■ **Directions**
Reproduce the passage of the first-love story starting with "Of course it" and going on through "hair and house.", substituting "Grandpa" for each occurrence of "Pépé".

■ **Passage shown**
--- Begin ---
My First Love, Part 1

I'd do anything to look spectacular for my first love. Anything...

Let’s get back to Lorna’s story. We’re nearly finished.

Of course it couldn’t last; we both knew it. The age difference was vast, so vast that I couldn’t count that high. Plus he was married…to Mémé, my grandmother. You’d think my love affair with Pépé would’ve made things awkward in our family, but it didn’t.

There weren't that many people to get upset over my love affair, unless you count some neighbors who loved a good drama.

  • Maybe I did a really good job of hiding my pre-adolescence adoration of the one and only man in my life from my grandmother, mother and sisters.
  • Maybe Mémé was happy just to have Pépé out of her hair and house.
  • Maybe Mom and my sisters just didn’t notice, because, when it came to Pépé, no one but me noticed.
--- End ---
■ **Information provided**
--- Begin ---
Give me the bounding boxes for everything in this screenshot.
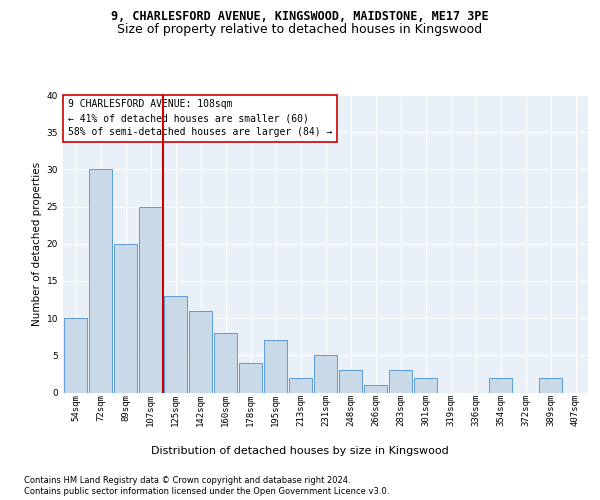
--- End ---
■ **Answer below**
Of course it couldn’t last; we both knew it. The age difference was vast, so vast that I couldn’t count that high. Plus he was married…to Mémé, my grandmother. You’d think my love affair with Grandpa would’ve made things awkward in our family, but it didn’t.

There weren't that many people to get upset over my love affair, unless you count some neighbors who loved a good drama.

  • Maybe I did a really good job of hiding my pre-adolescence adoration of the one and only man in my life from my grandmother, mother and sisters.
  • Maybe Mémé was happy just to have Grandpa out of her hair and house.